/---
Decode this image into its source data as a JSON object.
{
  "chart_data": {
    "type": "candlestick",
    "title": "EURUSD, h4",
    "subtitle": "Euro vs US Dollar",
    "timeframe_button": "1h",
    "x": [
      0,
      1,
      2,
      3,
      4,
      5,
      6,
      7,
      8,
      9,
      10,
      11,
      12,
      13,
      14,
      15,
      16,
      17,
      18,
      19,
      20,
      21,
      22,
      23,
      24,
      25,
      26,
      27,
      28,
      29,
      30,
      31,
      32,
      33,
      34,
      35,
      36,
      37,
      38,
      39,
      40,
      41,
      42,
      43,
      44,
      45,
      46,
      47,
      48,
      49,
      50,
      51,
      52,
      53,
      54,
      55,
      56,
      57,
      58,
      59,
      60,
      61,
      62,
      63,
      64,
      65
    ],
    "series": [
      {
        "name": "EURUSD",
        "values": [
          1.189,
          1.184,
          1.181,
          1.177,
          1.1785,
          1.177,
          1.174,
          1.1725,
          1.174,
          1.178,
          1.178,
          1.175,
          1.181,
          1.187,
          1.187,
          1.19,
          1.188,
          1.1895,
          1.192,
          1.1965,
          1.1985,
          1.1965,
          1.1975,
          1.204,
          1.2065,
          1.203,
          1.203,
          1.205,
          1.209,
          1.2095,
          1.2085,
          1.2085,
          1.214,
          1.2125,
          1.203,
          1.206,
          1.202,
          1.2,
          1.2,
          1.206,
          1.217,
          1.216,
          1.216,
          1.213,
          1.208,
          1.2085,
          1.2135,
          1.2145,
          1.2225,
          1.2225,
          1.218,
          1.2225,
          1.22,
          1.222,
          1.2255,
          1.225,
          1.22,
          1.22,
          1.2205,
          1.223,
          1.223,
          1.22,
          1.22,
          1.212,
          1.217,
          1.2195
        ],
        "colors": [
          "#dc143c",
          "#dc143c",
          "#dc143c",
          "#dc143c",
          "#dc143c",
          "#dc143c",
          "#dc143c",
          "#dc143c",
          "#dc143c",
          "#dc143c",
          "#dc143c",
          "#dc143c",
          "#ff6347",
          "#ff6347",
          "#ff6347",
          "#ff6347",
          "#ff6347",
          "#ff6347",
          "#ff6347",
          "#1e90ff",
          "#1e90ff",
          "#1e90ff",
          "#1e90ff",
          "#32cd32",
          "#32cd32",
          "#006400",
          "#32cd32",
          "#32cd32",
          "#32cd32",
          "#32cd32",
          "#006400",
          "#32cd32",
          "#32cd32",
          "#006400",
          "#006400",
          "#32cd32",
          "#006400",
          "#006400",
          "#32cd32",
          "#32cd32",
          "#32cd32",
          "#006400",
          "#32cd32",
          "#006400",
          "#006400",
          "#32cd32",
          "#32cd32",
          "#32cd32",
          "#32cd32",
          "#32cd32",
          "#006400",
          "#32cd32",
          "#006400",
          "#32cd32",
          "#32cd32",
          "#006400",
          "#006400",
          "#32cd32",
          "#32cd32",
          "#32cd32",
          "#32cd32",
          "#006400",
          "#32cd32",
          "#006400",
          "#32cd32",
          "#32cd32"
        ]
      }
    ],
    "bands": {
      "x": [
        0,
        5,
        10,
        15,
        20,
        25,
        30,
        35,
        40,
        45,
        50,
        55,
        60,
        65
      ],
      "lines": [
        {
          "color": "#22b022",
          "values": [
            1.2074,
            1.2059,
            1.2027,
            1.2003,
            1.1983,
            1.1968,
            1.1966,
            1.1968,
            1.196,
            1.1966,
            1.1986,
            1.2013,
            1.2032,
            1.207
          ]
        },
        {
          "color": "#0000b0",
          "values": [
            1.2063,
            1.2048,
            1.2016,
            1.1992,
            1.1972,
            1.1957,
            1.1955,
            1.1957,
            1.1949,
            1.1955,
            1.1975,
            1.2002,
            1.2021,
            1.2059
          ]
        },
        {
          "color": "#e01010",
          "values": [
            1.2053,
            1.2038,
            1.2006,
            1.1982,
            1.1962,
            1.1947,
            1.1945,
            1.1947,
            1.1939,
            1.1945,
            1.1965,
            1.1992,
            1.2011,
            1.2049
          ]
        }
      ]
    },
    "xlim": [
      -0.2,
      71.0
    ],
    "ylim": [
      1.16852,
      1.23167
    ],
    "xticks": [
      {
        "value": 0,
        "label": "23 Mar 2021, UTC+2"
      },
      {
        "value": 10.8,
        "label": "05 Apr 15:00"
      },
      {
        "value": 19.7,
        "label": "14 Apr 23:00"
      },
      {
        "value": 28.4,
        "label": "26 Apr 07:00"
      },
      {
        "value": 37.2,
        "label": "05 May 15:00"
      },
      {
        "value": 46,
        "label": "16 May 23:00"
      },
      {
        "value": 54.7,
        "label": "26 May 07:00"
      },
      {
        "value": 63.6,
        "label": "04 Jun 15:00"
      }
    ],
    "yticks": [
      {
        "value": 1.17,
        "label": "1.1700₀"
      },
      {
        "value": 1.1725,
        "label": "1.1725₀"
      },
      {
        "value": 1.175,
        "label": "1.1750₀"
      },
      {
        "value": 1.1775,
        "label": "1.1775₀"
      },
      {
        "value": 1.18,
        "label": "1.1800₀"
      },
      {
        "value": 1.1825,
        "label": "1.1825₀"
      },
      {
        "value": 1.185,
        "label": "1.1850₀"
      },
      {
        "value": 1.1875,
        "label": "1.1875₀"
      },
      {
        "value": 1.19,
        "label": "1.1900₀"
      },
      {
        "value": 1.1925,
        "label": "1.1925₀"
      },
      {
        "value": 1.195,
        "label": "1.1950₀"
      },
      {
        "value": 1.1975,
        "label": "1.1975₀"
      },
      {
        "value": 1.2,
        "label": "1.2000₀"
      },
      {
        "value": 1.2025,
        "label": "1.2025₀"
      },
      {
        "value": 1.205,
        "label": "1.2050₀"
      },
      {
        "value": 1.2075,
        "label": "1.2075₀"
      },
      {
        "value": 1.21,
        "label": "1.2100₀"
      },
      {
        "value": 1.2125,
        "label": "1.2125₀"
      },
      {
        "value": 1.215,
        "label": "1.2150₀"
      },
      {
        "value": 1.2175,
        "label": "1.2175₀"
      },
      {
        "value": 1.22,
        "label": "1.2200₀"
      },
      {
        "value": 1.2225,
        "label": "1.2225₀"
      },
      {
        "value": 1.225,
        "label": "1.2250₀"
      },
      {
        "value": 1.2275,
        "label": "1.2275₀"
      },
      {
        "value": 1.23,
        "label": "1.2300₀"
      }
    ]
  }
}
\---
• _TASK INSTRUCTIONS_:
Return the material in full, exactly as shown.

• _RESPONSE TO THE EXERCISE_:
Decode this image into its source data as a JSON object.
{
  "chart_data": {
    "type": "candlestick",
    "title": "EURUSD, h4",
    "subtitle": "Euro vs US Dollar",
    "timeframe_button": "1h",
    "x": [
      0,
      1,
      2,
      3,
      4,
      5,
      6,
      7,
      8,
      9,
      10,
      11,
      12,
      13,
      14,
      15,
      16,
      17,
      18,
      19,
      20,
      21,
      22,
      23,
      24,
      25,
      26,
      27,
      28,
      29,
      30,
      31,
      32,
      33,
      34,
      35,
      36,
      37,
      38,
      39,
      40,
      41,
      42,
      43,
      44,
      45,
      46,
      47,
      48,
      49,
      50,
      51,
      52,
      53,
      54,
      55,
      56,
      57,
      58,
      59,
      60,
      61,
      62,
      63,
      64,
      65
    ],
    "series": [
      {
        "name": "EURUSD",
        "values": [
          1.189,
          1.184,
          1.181,
          1.177,
          1.1785,
          1.177,
          1.174,
          1.1725,
          1.174,
          1.178,
          1.178,
          1.175,
          1.181,
          1.187,
          1.187,
          1.19,
          1.188,
          1.1895,
          1.192,
          1.1965,
          1.1985,
          1.1965,
          1.1975,
          1.204,
          1.2065,
          1.203,
          1.203,
          1.205,
          1.209,
          1.2095,
          1.2085,
          1.2085,
          1.214,
          1.2125,
          1.203,
          1.206,
          1.202,
          1.2,
          1.2,
          1.206,
          1.217,
          1.216,
          1.216,
          1.213,
          1.208,
          1.2085,
          1.2135,
          1.2145,
          1.2225,
          1.2225,
          1.218,
          1.2225,
          1.22,
          1.222,
          1.2255,
          1.225,
          1.22,
          1.22,
          1.2205,
          1.223,
          1.223,
          1.22,
          1.22,
          1.212,
          1.217,
          1.2195
        ],
        "colors": [
          "#dc143c",
          "#dc143c",
          "#dc143c",
          "#dc143c",
          "#dc143c",
          "#dc143c",
          "#dc143c",
          "#dc143c",
          "#dc143c",
          "#dc143c",
          "#dc143c",
          "#dc143c",
          "#ff6347",
          "#ff6347",
          "#ff6347",
          "#ff6347",
          "#ff6347",
          "#ff6347",
          "#ff6347",
          "#1e90ff",
          "#1e90ff",
          "#1e90ff",
          "#1e90ff",
          "#32cd32",
          "#32cd32",
          "#006400",
          "#32cd32",
          "#32cd32",
          "#32cd32",
          "#32cd32",
          "#006400",
          "#32cd32",
          "#32cd32",
          "#006400",
          "#006400",
          "#32cd32",
          "#006400",
          "#006400",
          "#32cd32",
          "#32cd32",
          "#32cd32",
          "#006400",
          "#32cd32",
          "#006400",
          "#006400",
          "#32cd32",
          "#32cd32",
          "#32cd32",
          "#32cd32",
          "#32cd32",
          "#006400",
          "#32cd32",
          "#006400",
          "#32cd32",
          "#32cd32",
          "#006400",
          "#006400",
          "#32cd32",
          "#32cd32",
          "#32cd32",
          "#32cd32",
          "#006400",
          "#32cd32",
          "#006400",
          "#32cd32",
          "#32cd32"
        ]
      }
    ],
    "bands": {
      "x": [
        0,
        5,
        10,
        15,
        20,
        25,
        30,
        35,
        40,
        45,
        50,
        55,
        60,
        65
      ],
      "lines": [
        {
          "color": "#22b022",
          "values": [
            1.2074,
            1.2059,
            1.2027,
            1.2003,
            1.1983,
            1.1968,
            1.1966,
            1.1968,
            1.196,
            1.1966,
            1.1986,
            1.2013,
            1.2032,
            1.207
          ]
        },
        {
          "color": "#0000b0",
          "values": [
            1.2063,
            1.2048,
            1.2016,
            1.1992,
            1.1972,
            1.1957,
            1.1955,
            1.1957,
            1.1949,
            1.1955,
            1.1975,
            1.2002,
            1.2021,
            1.2059
          ]
        },
        {
          "color": "#e01010",
          "values": [
            1.2053,
            1.2038,
            1.2006,
            1.1982,
            1.1962,
            1.1947,
            1.1945,
            1.1947,
            1.1939,
            1.1945,
            1.1965,
            1.1992,
            1.2011,
            1.2049
          ]
        }
      ]
    },
    "xlim": [
      -0.2,
      71.0
    ],
    "ylim": [
      1.16852,
      1.23167
    ],
    "xticks": [
      {
        "value": 0,
        "label": "23 Mar 2021, UTC+2"
      },
      {
        "value": 10.8,
        "label": "05 Apr 15:00"
      },
      {
        "value": 19.7,
        "label": "14 Apr 23:00"
      },
      {
        "value": 28.4,
        "label": "26 Apr 07:00"
      },
      {
        "value": 37.2,
        "label": "05 May 15:00"
      },
      {
        "value": 46,
        "label": "16 May 23:00"
      },
      {
        "value": 54.7,
        "label": "26 May 07:00"
      },
      {
        "value": 63.6,
        "label": "04 Jun 15:00"
      }
    ],
    "yticks": [
      {
        "value": 1.17,
        "label": "1.1700₀"
      },
      {
        "value": 1.1725,
        "label": "1.1725₀"
      },
      {
        "value": 1.175,
        "label": "1.1750₀"
      },
      {
        "value": 1.1775,
        "label": "1.1775₀"
      },
      {
        "value": 1.18,
        "label": "1.1800₀"
      },
      {
        "value": 1.1825,
        "label": "1.1825₀"
      },
      {
        "value": 1.185,
        "label": "1.1850₀"
      },
      {
        "value": 1.1875,
        "label": "1.1875₀"
      },
      {
        "value": 1.19,
        "label": "1.1900₀"
      },
      {
        "value": 1.1925,
        "label": "1.1925₀"
      },
      {
        "value": 1.195,
        "label": "1.1950₀"
      },
      {
        "value": 1.1975,
        "label": "1.1975₀"
      },
      {
        "value": 1.2,
        "label": "1.2000₀"
      },
      {
        "value": 1.2025,
        "label": "1.2025₀"
      },
      {
        "value": 1.205,
        "label": "1.2050₀"
      },
      {
        "value": 1.2075,
        "label": "1.2075₀"
      },
      {
        "value": 1.21,
        "label": "1.2100₀"
      },
      {
        "value": 1.2125,
        "label": "1.2125₀"
      },
      {
        "value": 1.215,
        "label": "1.2150₀"
      },
      {
        "value": 1.2175,
        "label": "1.2175₀"
      },
      {
        "value": 1.22,
        "label": "1.2200₀"
      },
      {
        "value": 1.2225,
        "label": "1.2225₀"
      },
      {
        "value": 1.225,
        "label": "1.2250₀"
      },
      {
        "value": 1.2275,
        "label": "1.2275₀"
      },
      {
        "value": 1.23,
        "label": "1.2300₀"
      }
    ]
  }
}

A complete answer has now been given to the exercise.